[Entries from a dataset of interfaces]
____________

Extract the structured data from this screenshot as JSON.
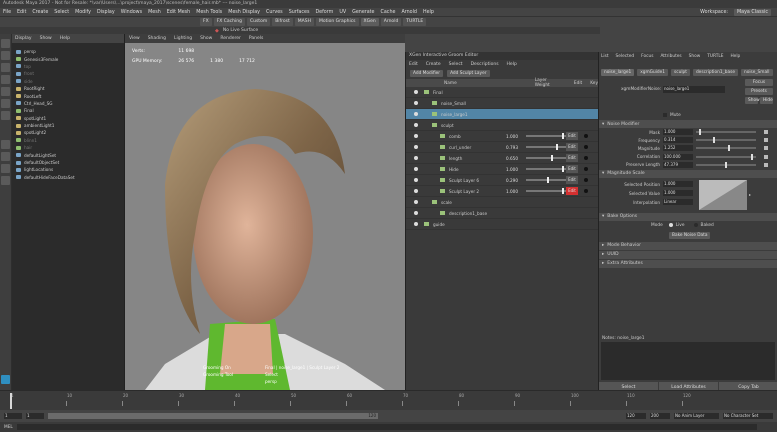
{
  "window": {
    "title": "Autodesk Maya 2017 - Not for Resale: *\\var\\Users\\...\\project\\maya_2017\\scenes\\female_hair.mb* --- noise_large1"
  },
  "menubar": {
    "items": [
      "File",
      "Edit",
      "Create",
      "Select",
      "Modify",
      "Display",
      "Windows",
      "Mesh",
      "Edit Mesh",
      "Mesh Tools",
      "Mesh Display",
      "Curves",
      "Surfaces",
      "Deform",
      "UV",
      "Generate",
      "Cache",
      "Arnold",
      "Help"
    ],
    "workspace_label": "Workspace:",
    "workspace_value": "Maya Classic"
  },
  "toolbar": {
    "live_surface": "No Live Surface"
  },
  "shelf": {
    "tabs": [
      "FX",
      "FX Caching",
      "Custom",
      "Bifrost",
      "MASH",
      "Motion Graphics",
      "XGen",
      "Arnold",
      "TURTLE"
    ],
    "selected": "XGen"
  },
  "outliner": {
    "menu": [
      "Display",
      "Show",
      "Help"
    ],
    "items": [
      "persp",
      "Genesis3Female",
      "top",
      "front",
      "side",
      "RootRight",
      "RootLeft",
      "Ctrl_Head_SG",
      "Final",
      "spotLight1",
      "ambientLight1",
      "spotLight2",
      "blinn1",
      "hair",
      "defaultLightSet",
      "defaultObjectSet",
      "lightLocations",
      "defaultHideFaceDataSet"
    ]
  },
  "viewport": {
    "menu": [
      "View",
      "Shading",
      "Lighting",
      "Show",
      "Renderer",
      "Panels"
    ],
    "hud": {
      "verts_label": "Verts:",
      "verts": "11 698",
      "gpu_label": "GPU Memory:",
      "gpu": "26 576",
      "col2": "1 380",
      "col3": "17 712"
    },
    "overlay": [
      "Grooming On",
      "Grooming Tool",
      "Final | noise_large1 | Sculpt Layer 2",
      "Select",
      "persp"
    ]
  },
  "groom_editor": {
    "title": "XGen Interactive Groom Editor",
    "menu": [
      "Edit",
      "Create",
      "Select",
      "Descriptions",
      "Help"
    ],
    "buttons": {
      "add_modifier": "Add Modifier",
      "add_layer": "Add Sculpt Layer"
    },
    "columns": {
      "name": "Name",
      "layer_weight": "Layer Weight",
      "edit": "Edit",
      "key": "Key"
    },
    "rows": [
      {
        "name": "Final",
        "indent": 0,
        "weight": "",
        "edit": "",
        "selected": false
      },
      {
        "name": "noise_Small",
        "indent": 1,
        "weight": "",
        "edit": "",
        "selected": false
      },
      {
        "name": "noise_large1",
        "indent": 1,
        "weight": "",
        "edit": "",
        "selected": true
      },
      {
        "name": "sculpt",
        "indent": 1,
        "weight": "",
        "edit": "",
        "selected": false
      },
      {
        "name": "comb",
        "indent": 2,
        "weight": "1.000",
        "slider": 0.95,
        "edit": "Edit",
        "red": false
      },
      {
        "name": "curl_under",
        "indent": 2,
        "weight": "0.793",
        "slider": 0.8,
        "edit": "Edit",
        "red": false
      },
      {
        "name": "length",
        "indent": 2,
        "weight": "0.650",
        "slider": 0.65,
        "edit": "Edit",
        "red": false
      },
      {
        "name": "Hide",
        "indent": 2,
        "weight": "1.000",
        "slider": 0.95,
        "edit": "Edit",
        "red": false
      },
      {
        "name": "Sculpt Layer 6",
        "indent": 2,
        "weight": "0.290",
        "slider": 0.55,
        "edit": "Edit",
        "red": false
      },
      {
        "name": "Sculpt Layer 2",
        "indent": 2,
        "weight": "1.000",
        "slider": 0.95,
        "edit": "Edit",
        "red": true
      },
      {
        "name": "scale",
        "indent": 1,
        "weight": "",
        "edit": "",
        "selected": false
      },
      {
        "name": "description1_base",
        "indent": 2,
        "weight": "",
        "edit": "",
        "selected": false
      },
      {
        "name": "guide",
        "indent": 0,
        "weight": "",
        "edit": "",
        "selected": false
      }
    ]
  },
  "attr_editor": {
    "menu": [
      "List",
      "Selected",
      "Focus",
      "Attributes",
      "Show",
      "TURTLE",
      "Help"
    ],
    "tabs": [
      "noise_large1",
      "xgmGuide1",
      "sculpt",
      "description1_base",
      "noise_Small"
    ],
    "node_label": "xgmModifierNoise:",
    "node_value": "noise_large1",
    "side_buttons": [
      "Focus",
      "Presets",
      "Show",
      "Hide"
    ],
    "mute_label": "Mute",
    "sections": {
      "noise": "Noise Modifier",
      "mag": "Magnitude Scale",
      "bake": "Bake Options",
      "mode": "Mode Behavior",
      "uuid": "UUID",
      "extra": "Extra Attributes"
    },
    "noise_attrs": [
      {
        "label": "Mask",
        "value": "1.000",
        "slider": 0.05
      },
      {
        "label": "Frequency",
        "value": "0.314",
        "slider": 0.3
      },
      {
        "label": "Magnitude",
        "value": "1.252",
        "slider": 0.55
      },
      {
        "label": "Correlation",
        "value": "100.000",
        "slider": 0.95
      },
      {
        "label": "Preserve Length",
        "value": "47.379",
        "slider": 0.5
      }
    ],
    "mag_attrs": [
      {
        "label": "Selected Position",
        "value": "1.000"
      },
      {
        "label": "Selected Value",
        "value": "1.000"
      },
      {
        "label": "Interpolation",
        "value": "Linear"
      }
    ],
    "bake": {
      "mode_label": "Mode",
      "opt1": "Live",
      "opt2": "Baked",
      "button": "Bake Noise Data"
    },
    "notes_label": "Notes: noise_large1",
    "bottom_buttons": [
      "Select",
      "Load Attributes",
      "Copy Tab"
    ]
  },
  "timeline": {
    "ticks": [
      "1",
      "10",
      "20",
      "30",
      "40",
      "50",
      "60",
      "70",
      "80",
      "90",
      "100",
      "110",
      "120"
    ],
    "current": "1"
  },
  "range": {
    "start": "1",
    "inner_start": "1",
    "inner_end": "120",
    "end": "120",
    "end2": "200",
    "anim_layer": "No Anim Layer",
    "char_set": "No Character Set"
  },
  "cmd": {
    "label": "MEL"
  },
  "colors": {
    "accent": "#5285a6",
    "red": "#d53030"
  }
}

____________

→ Task statement:
Only lines of the data holding the word "XGen" go in the answer. Please copy each of them.

→ Result of this task:
      "XGen",
    "selected": "XGen"
    "title": "XGen Interactive Groom Editor",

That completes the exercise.